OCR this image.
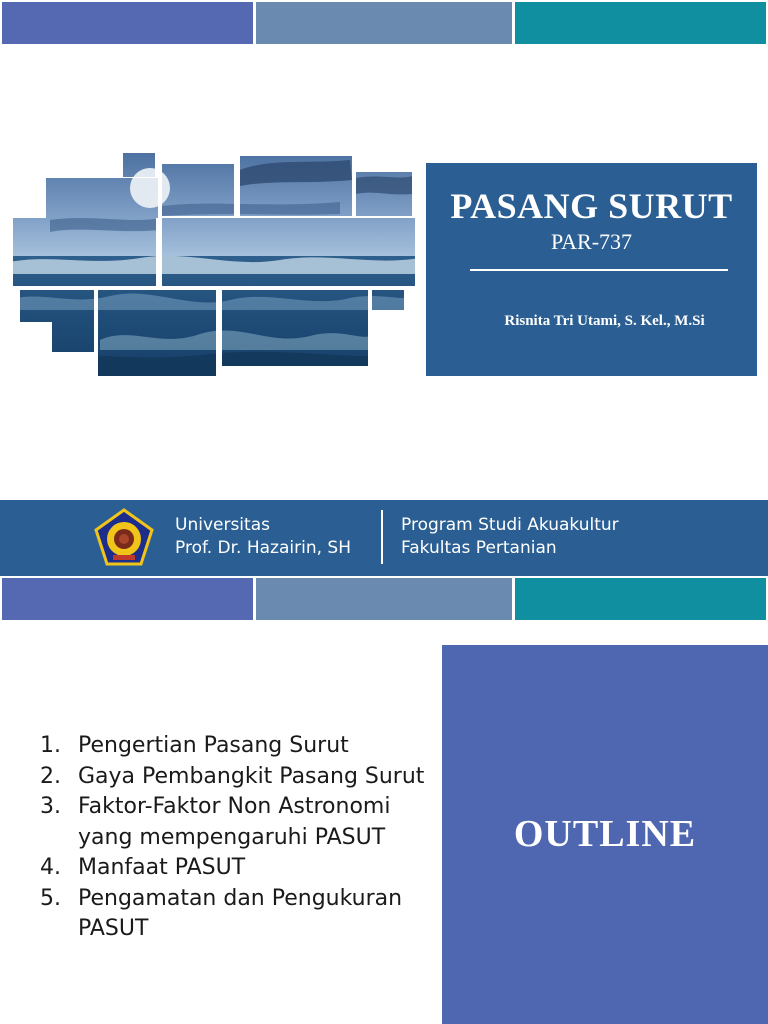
PASANG SURUT
PAR-737
Risnita Tri Utami, S. Kel., M.Si
Universitas
Prof. Dr. Hazairin, SH
Program Studi Akuakultur
Fakultas Pertanian
1. Pengertian Pasang Surut
2. Gaya Pembangkit Pasang Surut
3. Faktor-Faktor Non Astronomi yang mempengaruhi PASUT
4. Manfaat PASUT
5. Pengamatan dan Pengukuran PASUT
OUTLINE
______________________________
→ Given task
Copy every record character for character. Skip the pictures.

→ Response
OCR this image.
PASANG SURUT
PAR-737
Risnita Tri Utami, S. Kel., M.Si
Universitas
Prof. Dr. Hazairin, SH
Program Studi Akuakultur
Fakultas Pertanian
1. Pengertian Pasang Surut
2. Gaya Pembangkit Pasang Surut
3. Faktor-Faktor Non Astronomi yang mempengaruhi PASUT
4. Manfaat PASUT
5. Pengamatan dan Pengukuran PASUT
OUTLINE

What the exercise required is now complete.